§ Direction
Give every line again exactly as it appears, please, but not the pictures.

§ Provided data

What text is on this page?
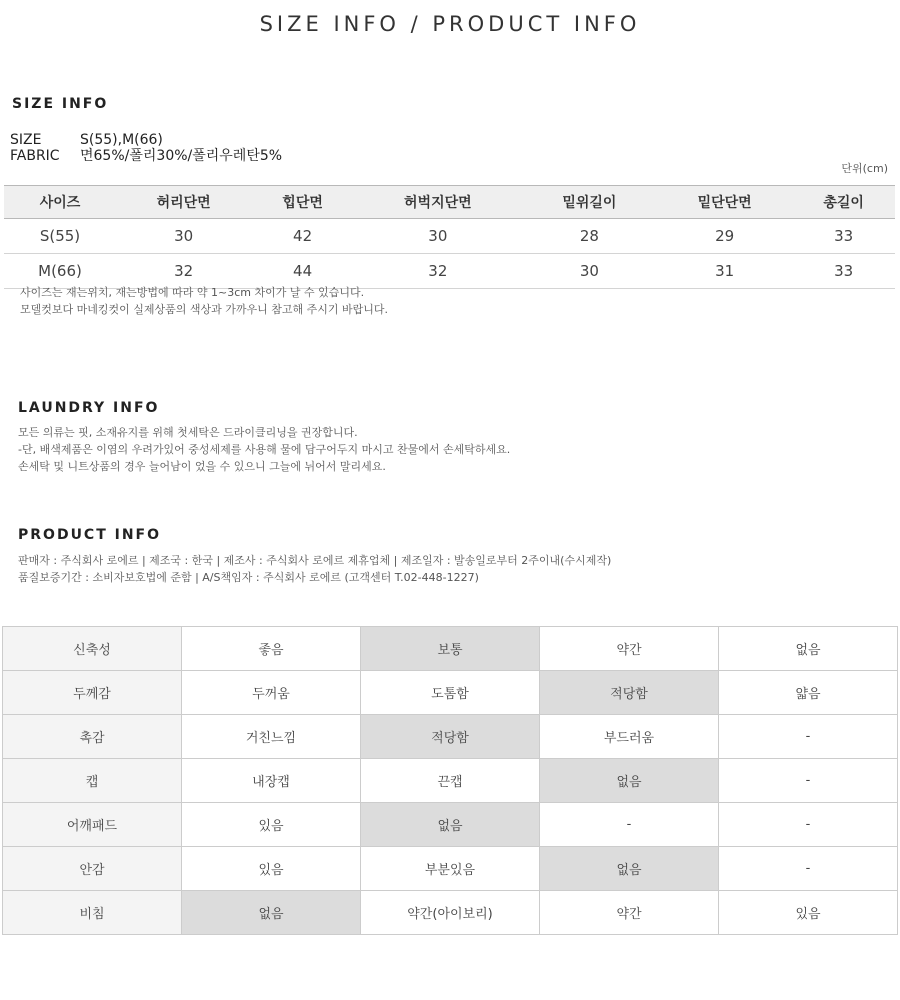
SIZE INFO / PRODUCT INFO
SIZE INFO
SIZE	S(55),M(66)
FABRIC	면65%/폴리30%/폴리우레탄5%
단위(cm)
사이즈	허리단면	힙단면	허벅지단면	밑위길이	밑단단면	총길이
S(55)	30	42	30	28	29	33
M(66)	32	44	32	30	31	33
사이즈는 재는위치, 재는방법에 따라 약 1~3cm 차이가 날 수 있습니다.
모델컷보다 마네킹컷이 실제상품의 색상과 가까우니 참고해 주시기 바랍니다.
LAUNDRY INFO
모든 의류는 핏, 소재유지를 위해 첫세탁은 드라이클리닝을 권장합니다.
-단, 배색제품은 이염의 우려가있어 중성세제를 사용해 물에 담구어두지 마시고 찬물에서 손세탁하세요.
손세탁 및 니트상품의 경우 늘어남이 었을 수 있으니 그늘에 뉘어서 말리세요.
PRODUCT INFO
판매자 : 주식회사 로에르 | 제조국 : 한국 | 제조사 : 주식회사 로에르 제휴업체 | 제조일자 : 발송일로부터 2주이내(수시제작)
품질보증기간 : 소비자보호법에 준함 | A/S책임자 : 주식회사 로에르 (고객센터 T.02-448-1227)
신축성	좋음	보통	약간	없음
두께감	두꺼움	도톰함	적당함	얇음
촉감	거친느낌	적당함	부드러움	-
캡	내장캡	끈캡	없음	-
어깨패드	있음	없음	-	-
안감	있음	부분있음	없음	-
비침	없음	약간(아이보리)	약간	있음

§ Task result
What text is on this page?
SIZE INFO / PRODUCT INFO
SIZE INFO
SIZE	S(55),M(66)
FABRIC	면65%/폴리30%/폴리우레탄5%
단위(cm)
사이즈	허리단면	힙단면	허벅지단면	밑위길이	밑단단면	총길이
S(55)	30	42	30	28	29	33
M(66)	32	44	32	30	31	33
사이즈는 재는위치, 재는방법에 따라 약 1~3cm 차이가 날 수 있습니다.
모델컷보다 마네킹컷이 실제상품의 색상과 가까우니 참고해 주시기 바랍니다.
LAUNDRY INFO
모든 의류는 핏, 소재유지를 위해 첫세탁은 드라이클리닝을 권장합니다.
-단, 배색제품은 이염의 우려가있어 중성세제를 사용해 물에 담구어두지 마시고 찬물에서 손세탁하세요.
손세탁 및 니트상품의 경우 늘어남이 었을 수 있으니 그늘에 뉘어서 말리세요.
PRODUCT INFO
판매자 : 주식회사 로에르 | 제조국 : 한국 | 제조사 : 주식회사 로에르 제휴업체 | 제조일자 : 발송일로부터 2주이내(수시제작)
품질보증기간 : 소비자보호법에 준함 | A/S책임자 : 주식회사 로에르 (고객센터 T.02-448-1227)
신축성	좋음	보통	약간	없음
두께감	두꺼움	도톰함	적당함	얇음
촉감	거친느낌	적당함	부드러움	-
캡	내장캡	끈캡	없음	-
어깨패드	있음	없음	-	-
안감	있음	부분있음	없음	-
비침	없음	약간(아이보리)	약간	있음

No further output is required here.